Work out how many lines of the records hold the string "Daily", and reply with that number alone.

## Saved data entries
------------------------------

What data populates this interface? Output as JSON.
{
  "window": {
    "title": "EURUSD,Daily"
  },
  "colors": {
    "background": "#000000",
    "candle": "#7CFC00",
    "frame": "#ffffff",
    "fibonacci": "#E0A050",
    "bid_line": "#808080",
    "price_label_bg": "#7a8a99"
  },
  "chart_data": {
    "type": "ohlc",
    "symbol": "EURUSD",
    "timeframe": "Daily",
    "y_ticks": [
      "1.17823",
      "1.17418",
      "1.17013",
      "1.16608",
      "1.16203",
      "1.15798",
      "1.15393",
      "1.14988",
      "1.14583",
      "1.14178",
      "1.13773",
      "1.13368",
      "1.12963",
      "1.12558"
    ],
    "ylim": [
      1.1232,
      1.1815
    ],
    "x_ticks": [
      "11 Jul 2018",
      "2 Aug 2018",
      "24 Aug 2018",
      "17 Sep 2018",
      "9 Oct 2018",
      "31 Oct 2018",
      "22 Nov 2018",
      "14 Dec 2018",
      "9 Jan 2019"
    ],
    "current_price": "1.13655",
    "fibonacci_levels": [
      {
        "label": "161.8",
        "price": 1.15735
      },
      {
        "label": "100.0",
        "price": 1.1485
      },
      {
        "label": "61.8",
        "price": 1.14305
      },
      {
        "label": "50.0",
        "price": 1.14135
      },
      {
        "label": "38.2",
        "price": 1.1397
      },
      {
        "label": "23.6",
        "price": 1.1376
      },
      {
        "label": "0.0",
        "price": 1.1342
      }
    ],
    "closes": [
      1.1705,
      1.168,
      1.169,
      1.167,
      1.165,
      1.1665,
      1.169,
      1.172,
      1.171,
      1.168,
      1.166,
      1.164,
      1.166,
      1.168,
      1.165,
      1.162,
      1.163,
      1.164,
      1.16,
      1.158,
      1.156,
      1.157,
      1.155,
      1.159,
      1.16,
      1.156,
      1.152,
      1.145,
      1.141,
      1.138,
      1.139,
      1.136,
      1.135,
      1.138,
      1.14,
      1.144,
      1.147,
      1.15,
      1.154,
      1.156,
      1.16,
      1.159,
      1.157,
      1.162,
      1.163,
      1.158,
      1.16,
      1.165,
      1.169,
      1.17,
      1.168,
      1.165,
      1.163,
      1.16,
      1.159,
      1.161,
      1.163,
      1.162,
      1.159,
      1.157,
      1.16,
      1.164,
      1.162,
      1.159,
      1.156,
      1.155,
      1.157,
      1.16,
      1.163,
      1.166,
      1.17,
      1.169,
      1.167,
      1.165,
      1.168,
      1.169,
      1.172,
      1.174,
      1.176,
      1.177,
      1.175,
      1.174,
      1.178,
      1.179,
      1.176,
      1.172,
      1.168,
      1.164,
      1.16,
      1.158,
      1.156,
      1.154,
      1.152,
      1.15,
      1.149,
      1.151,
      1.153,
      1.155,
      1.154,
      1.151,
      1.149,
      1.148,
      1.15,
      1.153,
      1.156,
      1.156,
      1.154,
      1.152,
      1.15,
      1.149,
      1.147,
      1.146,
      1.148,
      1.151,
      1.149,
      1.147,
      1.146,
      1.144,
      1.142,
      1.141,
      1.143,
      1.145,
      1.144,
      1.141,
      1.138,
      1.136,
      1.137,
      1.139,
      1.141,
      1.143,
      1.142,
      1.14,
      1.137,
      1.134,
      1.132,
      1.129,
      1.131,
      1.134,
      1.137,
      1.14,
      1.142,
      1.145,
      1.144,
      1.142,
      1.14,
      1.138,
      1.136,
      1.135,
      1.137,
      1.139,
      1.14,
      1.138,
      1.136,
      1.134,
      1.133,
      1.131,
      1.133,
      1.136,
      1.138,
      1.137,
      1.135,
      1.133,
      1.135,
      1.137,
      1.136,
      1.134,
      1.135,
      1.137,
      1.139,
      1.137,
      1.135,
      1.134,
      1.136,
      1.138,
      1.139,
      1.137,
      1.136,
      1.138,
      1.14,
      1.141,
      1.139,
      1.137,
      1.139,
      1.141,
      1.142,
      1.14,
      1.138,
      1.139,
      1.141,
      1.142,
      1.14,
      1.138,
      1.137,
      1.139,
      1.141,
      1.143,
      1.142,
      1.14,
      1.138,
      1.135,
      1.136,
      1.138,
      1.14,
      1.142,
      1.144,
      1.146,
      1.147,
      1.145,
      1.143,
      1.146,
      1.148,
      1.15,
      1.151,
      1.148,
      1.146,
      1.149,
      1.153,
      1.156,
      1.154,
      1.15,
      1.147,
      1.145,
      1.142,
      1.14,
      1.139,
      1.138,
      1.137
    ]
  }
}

------------------------------

## Reply
2